→ **TASK OBJECTIVE**
Go through the material below and copy all lines with "likely".

→ **DATA SUPPLIED**
• • • • •

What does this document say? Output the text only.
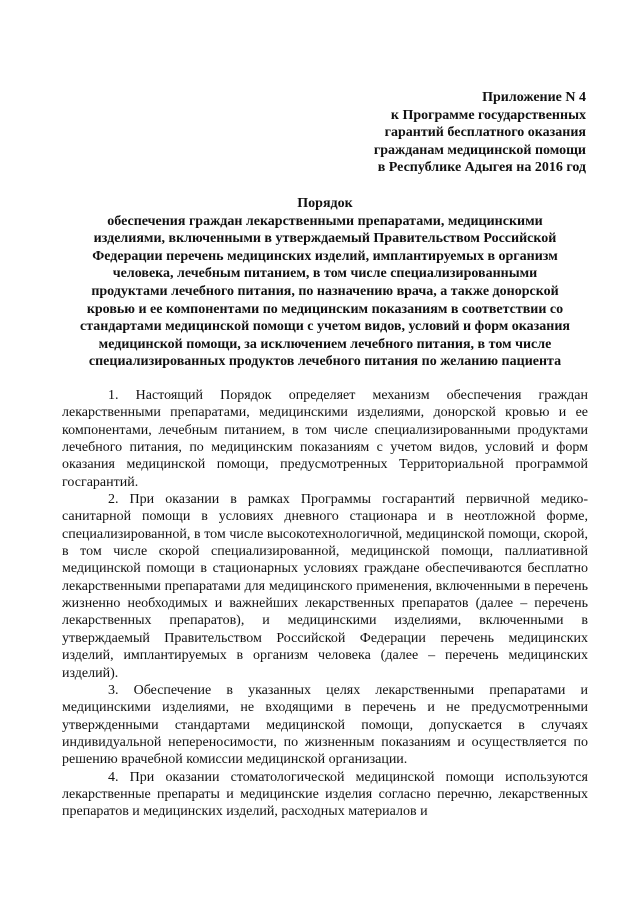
Приложение N 4
к Программе государственных
гарантий бесплатного оказания
гражданам медицинской помощи
в Республике Адыгея на 2016 год
Порядок
обеспечения граждан лекарственными препаратами, медицинскими
изделиями, включенными в утверждаемый Правительством Российской
Федерации перечень медицинских изделий, имплантируемых в организм
человека, лечебным питанием, в том числе специализированными
продуктами лечебного питания, по назначению врача, а также донорской
кровью и ее компонентами по медицинским показаниям в соответствии со
стандартами медицинской помощи с учетом видов, условий и форм оказания
медицинской помощи, за исключением лечебного питания, в том числе
специализированных продуктов лечебного питания по желанию пациента

1. Настоящий Порядок определяет механизм обеспечения граждан лекарственными препаратами, медицинскими изделиями, донорской кровью и ее компонентами, лечебным питанием, в том числе специализированными продуктами лечебного питания, по медицинским показаниям с учетом видов, условий и форм оказания медицинской помощи, предусмотренных Территориальной программой госгарантий.

2. При оказании в рамках Программы госгарантий первичной медико-санитарной помощи в условиях дневного стационара и в неотложной форме, специализированной, в том числе высокотехнологичной, медицинской помощи, скорой, в том числе скорой специализированной, медицинской помощи, паллиативной медицинской помощи в стационарных условиях граждане обеспечиваются бесплатно лекарственными препаратами для медицинского применения, включенными в перечень жизненно необходимых и важнейших лекарственных препаратов (далее – перечень лекарственных препаратов), и медицинскими изделиями, включенными в утверждаемый Правительством Российской Федерации перечень медицинских изделий, имплантируемых в организм человека (далее – перечень медицинских изделий).

3. Обеспечение в указанных целях лекарственными препаратами и медицинскими изделиями, не входящими в перечень и не предусмотренными утвержденными стандартами медицинской помощи, допускается в случаях индивидуальной непереносимости, по жизненным показаниям и осуществляется по решению врачебной комиссии медицинской организации.

4. При оказании стоматологической медицинской помощи используются лекарственные препараты и медицинские изделия согласно перечню, лекарственных препаратов и медицинских изделий, расходных материалов и
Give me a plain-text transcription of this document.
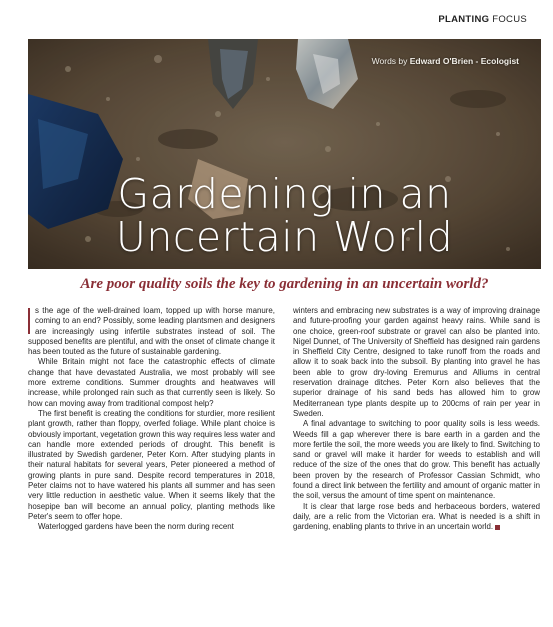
PLANTING FOCUS
Words by Edward O'Brien - Ecologist
Gardening in an
Uncertain World
Are poor quality soils the key to gardening in an uncertain world?

s the age of the well-drained loam, topped up with horse manure, coming to an end? Possibly, some leading plantsmen and designers are increasingly using infertile substrates instead of soil. The supposed benefits are plentiful, and with the onset of climate change it has been touted as the future of sustainable gardening.

While Britain might not face the catastrophic effects of climate change that have devastated Australia, we most probably will see more extreme conditions. Summer droughts and heatwaves will increase, while prolonged rain such as that currently seen is likely. So how can moving away from traditional compost help?

The first benefit is creating the conditions for sturdier, more resilient plant growth, rather than floppy, overfed foliage. While plant choice is obviously important, vegetation grown this way requires less water and can handle more extended periods of drought. This benefit is illustrated by Swedish gardener, Peter Korn. After studying plants in their natural habitats for several years, Peter pioneered a method of growing plants in pure sand. Despite record temperatures in 2018, Peter claims not to have watered his plants all summer and has seen very little reduction in aesthetic value. When it seems likely that the hosepipe ban will become an annual policy, planting methods like Peter's seem to offer hope.

Waterlogged gardens have been the norm during recent

winters and embracing new substrates is a way of improving drainage and future-proofing your garden against heavy rains. While sand is one choice, green-roof substrate or gravel can also be planted into. Nigel Dunnet, of The University of Sheffield has designed rain gardens in Sheffield City Centre, designed to take runoff from the roads and allow it to soak back into the subsoil. By planting into gravel he has been able to grow dry-loving Eremurus and Alliums in central reservation drainage ditches. Peter Korn also believes that the superior drainage of his sand beds has allowed him to grow Mediterranean type plants despite up to 200cms of rain per year in Sweden.

A final advantage to switching to poor quality soils is less weeds. Weeds fill a gap wherever there is bare earth in a garden and the more fertile the soil, the more weeds you are likely to find. Switching to sand or gravel will make it harder for weeds to establish and will reduce of the size of the ones that do grow. This benefit has actually been proven by the research of Professor Cassian Schmidt, who found a direct link between the fertility and amount of organic matter in the soil, versus the amount of time spent on maintenance.

It is clear that large rose beds and herbaceous borders, watered daily, are a relic from the Victorian era. What is needed is a shift in gardening, enabling plants to thrive in an uncertain world.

• • • • •

→ **TASK OUTPUT**
While Britain might not face the catastrophic effects of climate change that have devastated Australia, we most probably will see more extreme conditions. Summer droughts and heatwaves will increase, while prolonged rain such as that currently seen is likely. So how can moving away from traditional compost help?
The first benefit is creating the conditions for sturdier, more resilient plant growth, rather than floppy, overfed foliage. While plant choice is obviously important, vegetation grown this way requires less water and can handle more extended periods of drought. This benefit is illustrated by Swedish gardener, Peter Korn. After studying plants in their natural habitats for several years, Peter pioneered a method of growing plants in pure sand. Despite record temperatures in 2018, Peter claims not to have watered his plants all summer and has seen very little reduction in aesthetic value. When it seems likely that the hosepipe ban will become an annual policy, planting methods like Peter's seem to offer hope.
A final advantage to switching to poor quality soils is less weeds. Weeds fill a gap wherever there is bare earth in a garden and the more fertile the soil, the more weeds you are likely to find. Switching to sand or gravel will make it harder for weeds to establish and will reduce of the size of the ones that do grow. This benefit has actually been proven by the research of Professor Cassian Schmidt, who found a direct link between the fertility and amount of organic matter in the soil, versus the amount of time spent on maintenance.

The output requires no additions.